** START OF The data **

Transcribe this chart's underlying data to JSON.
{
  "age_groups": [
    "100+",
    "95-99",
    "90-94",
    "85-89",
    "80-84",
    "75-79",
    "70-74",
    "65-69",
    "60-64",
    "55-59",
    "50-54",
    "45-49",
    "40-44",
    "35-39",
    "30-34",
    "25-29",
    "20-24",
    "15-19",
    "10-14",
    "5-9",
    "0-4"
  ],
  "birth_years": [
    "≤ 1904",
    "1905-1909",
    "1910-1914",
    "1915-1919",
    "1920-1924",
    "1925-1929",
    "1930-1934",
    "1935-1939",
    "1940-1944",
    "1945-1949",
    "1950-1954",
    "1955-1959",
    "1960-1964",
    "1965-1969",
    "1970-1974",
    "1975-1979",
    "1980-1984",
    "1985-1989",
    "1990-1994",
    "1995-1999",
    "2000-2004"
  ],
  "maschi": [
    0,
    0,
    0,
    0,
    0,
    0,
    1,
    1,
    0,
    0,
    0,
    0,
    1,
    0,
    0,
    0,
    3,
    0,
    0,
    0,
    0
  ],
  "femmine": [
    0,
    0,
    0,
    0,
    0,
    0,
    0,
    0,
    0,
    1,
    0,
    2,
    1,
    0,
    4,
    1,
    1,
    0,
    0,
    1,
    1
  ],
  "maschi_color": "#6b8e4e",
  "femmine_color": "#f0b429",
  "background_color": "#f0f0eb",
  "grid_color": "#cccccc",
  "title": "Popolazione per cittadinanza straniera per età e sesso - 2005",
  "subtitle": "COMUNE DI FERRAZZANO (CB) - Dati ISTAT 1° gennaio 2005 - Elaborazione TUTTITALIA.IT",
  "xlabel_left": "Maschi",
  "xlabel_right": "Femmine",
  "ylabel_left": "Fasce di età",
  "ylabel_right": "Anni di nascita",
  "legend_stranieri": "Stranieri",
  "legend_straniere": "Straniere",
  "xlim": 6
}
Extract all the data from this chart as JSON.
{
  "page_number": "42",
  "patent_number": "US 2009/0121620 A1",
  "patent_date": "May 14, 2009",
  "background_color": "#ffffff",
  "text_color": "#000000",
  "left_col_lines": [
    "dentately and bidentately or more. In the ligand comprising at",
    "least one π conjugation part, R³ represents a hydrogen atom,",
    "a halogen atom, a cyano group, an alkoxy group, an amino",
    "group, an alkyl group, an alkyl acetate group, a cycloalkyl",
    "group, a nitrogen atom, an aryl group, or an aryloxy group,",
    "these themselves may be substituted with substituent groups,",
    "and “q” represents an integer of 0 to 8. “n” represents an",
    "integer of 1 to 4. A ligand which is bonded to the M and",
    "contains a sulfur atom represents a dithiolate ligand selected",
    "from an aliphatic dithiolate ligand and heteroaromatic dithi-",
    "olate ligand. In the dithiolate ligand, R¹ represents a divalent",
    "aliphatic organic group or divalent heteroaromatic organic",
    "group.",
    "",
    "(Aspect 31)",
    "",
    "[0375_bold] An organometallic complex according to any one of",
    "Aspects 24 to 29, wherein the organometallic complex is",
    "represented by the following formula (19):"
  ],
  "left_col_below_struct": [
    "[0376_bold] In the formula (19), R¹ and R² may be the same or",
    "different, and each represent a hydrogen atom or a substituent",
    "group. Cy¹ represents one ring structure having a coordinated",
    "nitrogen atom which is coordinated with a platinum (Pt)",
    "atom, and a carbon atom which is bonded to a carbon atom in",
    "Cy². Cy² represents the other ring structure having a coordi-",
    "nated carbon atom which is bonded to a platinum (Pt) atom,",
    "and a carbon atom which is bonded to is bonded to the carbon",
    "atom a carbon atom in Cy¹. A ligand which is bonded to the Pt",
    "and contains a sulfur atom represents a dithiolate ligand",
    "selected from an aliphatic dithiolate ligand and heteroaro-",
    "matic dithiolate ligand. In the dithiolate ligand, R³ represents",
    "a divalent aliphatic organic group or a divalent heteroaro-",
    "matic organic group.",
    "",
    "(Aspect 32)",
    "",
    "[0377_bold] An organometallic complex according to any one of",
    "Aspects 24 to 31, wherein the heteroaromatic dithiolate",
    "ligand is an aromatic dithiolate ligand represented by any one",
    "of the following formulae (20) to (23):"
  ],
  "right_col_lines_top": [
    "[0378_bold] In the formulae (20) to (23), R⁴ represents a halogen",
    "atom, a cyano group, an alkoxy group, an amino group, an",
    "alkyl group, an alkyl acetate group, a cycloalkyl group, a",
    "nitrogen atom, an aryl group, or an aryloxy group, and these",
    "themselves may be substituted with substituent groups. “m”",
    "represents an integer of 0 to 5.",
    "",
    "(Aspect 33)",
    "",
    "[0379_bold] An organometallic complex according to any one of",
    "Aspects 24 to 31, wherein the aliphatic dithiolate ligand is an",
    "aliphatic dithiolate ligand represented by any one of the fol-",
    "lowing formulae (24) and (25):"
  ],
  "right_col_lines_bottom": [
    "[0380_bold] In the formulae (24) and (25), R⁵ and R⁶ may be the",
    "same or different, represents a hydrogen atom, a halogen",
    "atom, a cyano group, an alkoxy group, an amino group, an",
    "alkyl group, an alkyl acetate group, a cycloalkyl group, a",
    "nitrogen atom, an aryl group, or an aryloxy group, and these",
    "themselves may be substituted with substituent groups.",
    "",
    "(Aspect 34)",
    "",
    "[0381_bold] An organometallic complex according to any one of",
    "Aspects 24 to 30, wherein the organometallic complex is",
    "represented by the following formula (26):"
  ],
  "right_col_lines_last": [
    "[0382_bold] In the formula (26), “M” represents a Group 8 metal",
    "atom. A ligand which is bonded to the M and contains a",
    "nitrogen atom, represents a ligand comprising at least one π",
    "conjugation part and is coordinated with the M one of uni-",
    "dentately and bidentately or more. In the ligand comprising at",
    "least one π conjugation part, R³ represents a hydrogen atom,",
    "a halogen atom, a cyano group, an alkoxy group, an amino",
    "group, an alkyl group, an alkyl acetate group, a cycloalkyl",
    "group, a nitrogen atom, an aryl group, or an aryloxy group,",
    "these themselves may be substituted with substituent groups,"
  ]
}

** END OF The data **
** START OF The data **

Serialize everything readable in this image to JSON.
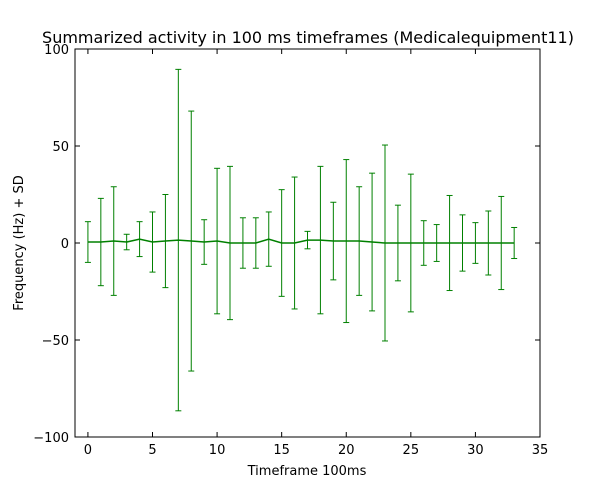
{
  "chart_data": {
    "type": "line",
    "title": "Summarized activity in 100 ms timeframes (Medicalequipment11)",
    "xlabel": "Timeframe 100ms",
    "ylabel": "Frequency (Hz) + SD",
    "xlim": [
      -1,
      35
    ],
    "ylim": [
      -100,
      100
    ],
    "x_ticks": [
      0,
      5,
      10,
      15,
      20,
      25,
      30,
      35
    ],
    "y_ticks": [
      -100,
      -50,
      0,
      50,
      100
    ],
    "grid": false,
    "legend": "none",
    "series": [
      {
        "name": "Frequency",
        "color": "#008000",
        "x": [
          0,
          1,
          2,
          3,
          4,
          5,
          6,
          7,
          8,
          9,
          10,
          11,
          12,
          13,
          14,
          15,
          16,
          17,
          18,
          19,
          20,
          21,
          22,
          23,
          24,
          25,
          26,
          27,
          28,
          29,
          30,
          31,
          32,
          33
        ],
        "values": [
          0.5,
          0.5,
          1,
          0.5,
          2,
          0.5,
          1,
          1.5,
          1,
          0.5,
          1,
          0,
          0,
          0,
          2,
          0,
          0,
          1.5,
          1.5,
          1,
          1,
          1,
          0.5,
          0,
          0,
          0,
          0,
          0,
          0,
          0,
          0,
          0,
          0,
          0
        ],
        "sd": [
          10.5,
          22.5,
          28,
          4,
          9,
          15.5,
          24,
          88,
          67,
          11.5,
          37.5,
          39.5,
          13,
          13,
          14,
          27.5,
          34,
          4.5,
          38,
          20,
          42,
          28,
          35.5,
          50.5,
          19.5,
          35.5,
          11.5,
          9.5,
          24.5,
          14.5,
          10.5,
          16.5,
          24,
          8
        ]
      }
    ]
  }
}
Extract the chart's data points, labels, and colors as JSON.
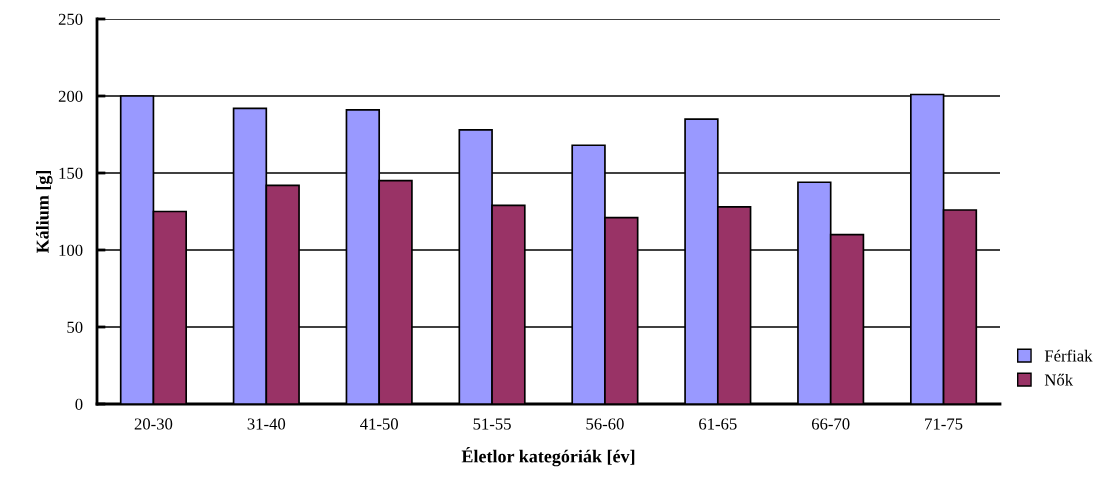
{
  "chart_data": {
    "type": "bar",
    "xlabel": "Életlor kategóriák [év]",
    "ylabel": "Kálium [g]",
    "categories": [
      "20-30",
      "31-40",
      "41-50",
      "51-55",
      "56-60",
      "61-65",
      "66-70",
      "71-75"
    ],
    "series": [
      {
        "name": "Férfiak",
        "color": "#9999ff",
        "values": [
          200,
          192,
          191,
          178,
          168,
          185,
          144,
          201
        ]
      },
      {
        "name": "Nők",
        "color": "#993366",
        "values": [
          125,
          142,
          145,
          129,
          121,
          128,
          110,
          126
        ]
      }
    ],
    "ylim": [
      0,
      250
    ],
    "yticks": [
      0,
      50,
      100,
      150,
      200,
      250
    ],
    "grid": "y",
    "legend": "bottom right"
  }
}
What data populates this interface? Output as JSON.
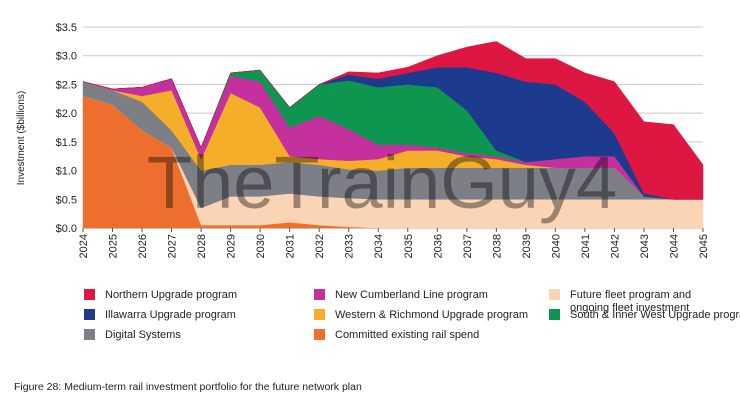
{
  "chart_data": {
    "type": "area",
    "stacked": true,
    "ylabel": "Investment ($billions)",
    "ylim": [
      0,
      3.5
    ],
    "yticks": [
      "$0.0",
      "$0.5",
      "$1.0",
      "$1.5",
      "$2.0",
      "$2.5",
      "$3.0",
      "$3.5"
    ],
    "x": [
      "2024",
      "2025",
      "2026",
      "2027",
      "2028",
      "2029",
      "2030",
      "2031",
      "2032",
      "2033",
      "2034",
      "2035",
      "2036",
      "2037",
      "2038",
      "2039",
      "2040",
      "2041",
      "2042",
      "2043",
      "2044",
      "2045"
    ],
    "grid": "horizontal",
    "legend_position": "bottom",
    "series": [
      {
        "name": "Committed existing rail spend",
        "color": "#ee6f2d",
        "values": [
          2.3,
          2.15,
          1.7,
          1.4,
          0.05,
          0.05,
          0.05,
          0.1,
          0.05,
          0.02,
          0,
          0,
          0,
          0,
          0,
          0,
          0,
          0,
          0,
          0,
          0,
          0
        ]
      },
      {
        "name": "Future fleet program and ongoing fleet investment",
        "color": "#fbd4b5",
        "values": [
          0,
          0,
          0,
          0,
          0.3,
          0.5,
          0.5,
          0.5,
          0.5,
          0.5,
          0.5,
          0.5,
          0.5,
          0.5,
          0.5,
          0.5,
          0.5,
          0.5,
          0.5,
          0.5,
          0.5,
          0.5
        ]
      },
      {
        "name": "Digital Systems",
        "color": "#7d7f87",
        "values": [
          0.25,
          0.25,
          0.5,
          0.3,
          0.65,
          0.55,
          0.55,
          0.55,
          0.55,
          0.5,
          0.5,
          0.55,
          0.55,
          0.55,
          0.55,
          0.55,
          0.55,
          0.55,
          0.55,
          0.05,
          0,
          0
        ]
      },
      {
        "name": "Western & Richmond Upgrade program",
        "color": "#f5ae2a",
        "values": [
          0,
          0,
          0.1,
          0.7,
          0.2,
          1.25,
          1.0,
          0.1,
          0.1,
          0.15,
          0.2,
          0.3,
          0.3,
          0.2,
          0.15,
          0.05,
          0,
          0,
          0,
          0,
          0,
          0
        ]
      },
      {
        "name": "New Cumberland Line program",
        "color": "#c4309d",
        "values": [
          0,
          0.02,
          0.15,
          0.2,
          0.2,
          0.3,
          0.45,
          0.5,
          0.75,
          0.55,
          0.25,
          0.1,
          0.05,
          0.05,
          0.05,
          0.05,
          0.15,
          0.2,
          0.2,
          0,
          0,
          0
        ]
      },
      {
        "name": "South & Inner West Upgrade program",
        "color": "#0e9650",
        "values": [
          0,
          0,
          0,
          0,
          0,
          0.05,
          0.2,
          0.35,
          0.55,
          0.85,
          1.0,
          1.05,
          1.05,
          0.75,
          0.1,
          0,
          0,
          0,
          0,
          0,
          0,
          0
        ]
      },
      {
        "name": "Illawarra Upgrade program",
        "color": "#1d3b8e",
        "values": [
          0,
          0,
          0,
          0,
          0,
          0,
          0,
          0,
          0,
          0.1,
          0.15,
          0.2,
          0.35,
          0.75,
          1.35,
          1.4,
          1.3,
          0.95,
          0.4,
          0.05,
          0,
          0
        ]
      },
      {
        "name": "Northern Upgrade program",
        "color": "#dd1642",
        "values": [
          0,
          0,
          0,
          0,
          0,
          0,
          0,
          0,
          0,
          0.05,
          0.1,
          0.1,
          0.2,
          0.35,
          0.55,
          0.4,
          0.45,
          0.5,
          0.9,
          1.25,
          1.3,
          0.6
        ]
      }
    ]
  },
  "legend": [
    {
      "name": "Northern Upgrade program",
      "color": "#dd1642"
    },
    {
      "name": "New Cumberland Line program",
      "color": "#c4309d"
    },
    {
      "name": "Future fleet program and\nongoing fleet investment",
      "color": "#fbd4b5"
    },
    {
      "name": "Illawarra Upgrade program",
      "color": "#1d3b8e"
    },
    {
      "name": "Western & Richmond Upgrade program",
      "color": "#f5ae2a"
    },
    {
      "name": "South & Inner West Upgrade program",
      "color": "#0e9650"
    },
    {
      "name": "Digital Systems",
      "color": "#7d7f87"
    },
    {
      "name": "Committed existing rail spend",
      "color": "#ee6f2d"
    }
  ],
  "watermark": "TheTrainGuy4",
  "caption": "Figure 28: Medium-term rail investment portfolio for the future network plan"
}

** END OF The data **

● Goal
Select all lines in the listing above where the word "rail" appears, and show them.

● Reply
        "name": "Committed existing rail spend",
      "name": "Committed existing rail spend",
  "caption": "Figure 28: Medium-term rail investment portfolio for the future network plan"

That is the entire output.